__THE TASK__
Identify each line in the records below that contains the word "this", and copy it.

────────────────

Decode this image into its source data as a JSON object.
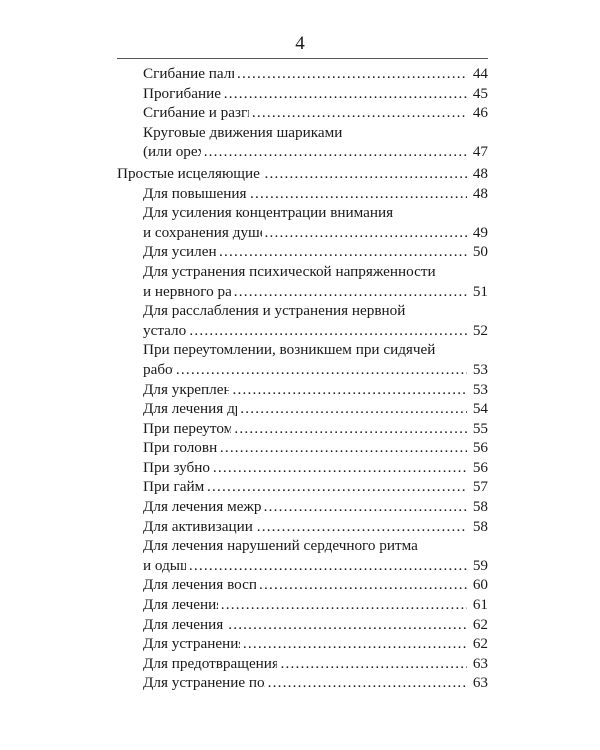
{
  "page_number": "4",
  "toc": [
    {
      "level": 2,
      "lines": [
        "Сгибание пальцев вперед"
      ],
      "page": "44"
    },
    {
      "level": 2,
      "lines": [
        "Прогибание пальцев"
      ],
      "page": "45"
    },
    {
      "level": 2,
      "lines": [
        "Сгибание и разгибание пальцев"
      ],
      "page": "46"
    },
    {
      "level": 2,
      "lines": [
        "Круговые движения шариками",
        "(или орехами)"
      ],
      "page": "47"
    },
    {
      "level": 1,
      "lines": [
        "Простые исцеляющие пальцевые упражнения"
      ],
      "page": "48"
    },
    {
      "level": 2,
      "lines": [
        "Для повышения выносливости"
      ],
      "page": "48"
    },
    {
      "level": 2,
      "lines": [
        "Для усиления концентрации внимания",
        "и сохранения душевного спокойствия"
      ],
      "page": "49"
    },
    {
      "level": 2,
      "lines": [
        "Для усиления воли"
      ],
      "page": "50"
    },
    {
      "level": 2,
      "lines": [
        "Для устранения психической напряженности",
        "и нервного раздражения"
      ],
      "page": "51"
    },
    {
      "level": 2,
      "lines": [
        "Для расслабления и устранения нервной",
        "усталости"
      ],
      "page": "52"
    },
    {
      "level": 2,
      "lines": [
        "При переутомлении, возникшем при сидячей",
        "работе"
      ],
      "page": "53"
    },
    {
      "level": 2,
      "lines": [
        "Для укрепления памяти"
      ],
      "page": "53"
    },
    {
      "level": 2,
      "lines": [
        "Для лечения дрожания рук"
      ],
      "page": "54"
    },
    {
      "level": 2,
      "lines": [
        "При переутомлении глаз"
      ],
      "page": "55"
    },
    {
      "level": 2,
      "lines": [
        "При головной боли"
      ],
      "page": "56"
    },
    {
      "level": 2,
      "lines": [
        "При зубной боли"
      ],
      "page": "56"
    },
    {
      "level": 2,
      "lines": [
        "При гайморите"
      ],
      "page": "57"
    },
    {
      "level": 2,
      "lines": [
        "Для лечения межреберной невралгии"
      ],
      "page": "58"
    },
    {
      "level": 2,
      "lines": [
        "Для активизации функции печени"
      ],
      "page": "58"
    },
    {
      "level": 2,
      "lines": [
        "Для лечения нарушений сердечного ритма",
        "и одышки"
      ],
      "page": "59"
    },
    {
      "level": 2,
      "lines": [
        "Для лечения воспаления миндалин"
      ],
      "page": "60"
    },
    {
      "level": 2,
      "lines": [
        "Для лечения запора"
      ],
      "page": "61"
    },
    {
      "level": 2,
      "lines": [
        "Для лечения геморроя"
      ],
      "page": "62"
    },
    {
      "level": 2,
      "lines": [
        "Для устранения потливости"
      ],
      "page": "62"
    },
    {
      "level": 2,
      "lines": [
        "Для предотвращения укачивания в транспорте"
      ],
      "page": "63"
    },
    {
      "level": 2,
      "lines": [
        "Для устранение похмельного синдрома"
      ],
      "page": "63"
    }
  ]
}
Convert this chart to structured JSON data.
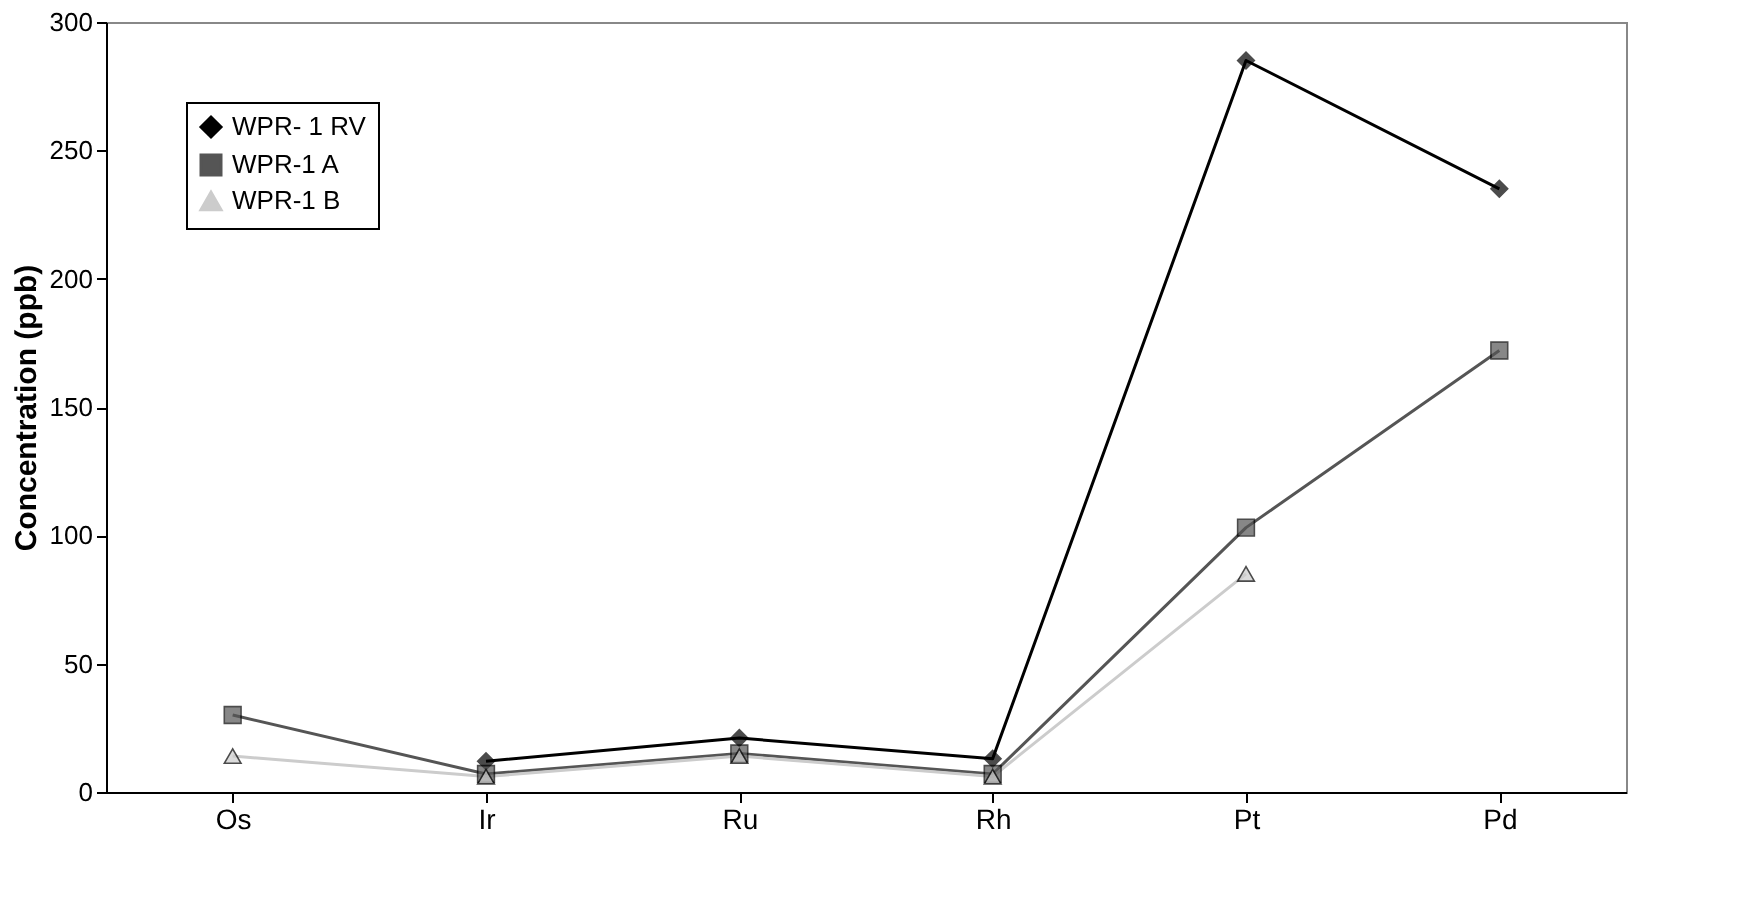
{
  "chart_data": {
    "type": "line",
    "ylabel": "Concentration (ppb)",
    "categories": [
      "Os",
      "Ir",
      "Ru",
      "Rh",
      "Pt",
      "Pd"
    ],
    "series": [
      {
        "name": "WPR- 1 RV",
        "color": "#000000",
        "marker": "diamond",
        "values": [
          null,
          12,
          21,
          13,
          285,
          235
        ]
      },
      {
        "name": "WPR-1 A",
        "color": "#555555",
        "marker": "square",
        "values": [
          30,
          7,
          15,
          7,
          103,
          172
        ]
      },
      {
        "name": "WPR-1 B",
        "color": "#cccccc",
        "marker": "triangle",
        "values": [
          14,
          6,
          14,
          6,
          85,
          null
        ]
      }
    ],
    "ylim": [
      0,
      300
    ],
    "yticks": [
      0,
      50,
      100,
      150,
      200,
      250,
      300
    ],
    "grid": false,
    "legend": "top left",
    "line_style": "solid"
  }
}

────────────────

__FINAL ANSWER__
Decode this image into its source data as a JSON object.
Convert this chart to structured JSON data.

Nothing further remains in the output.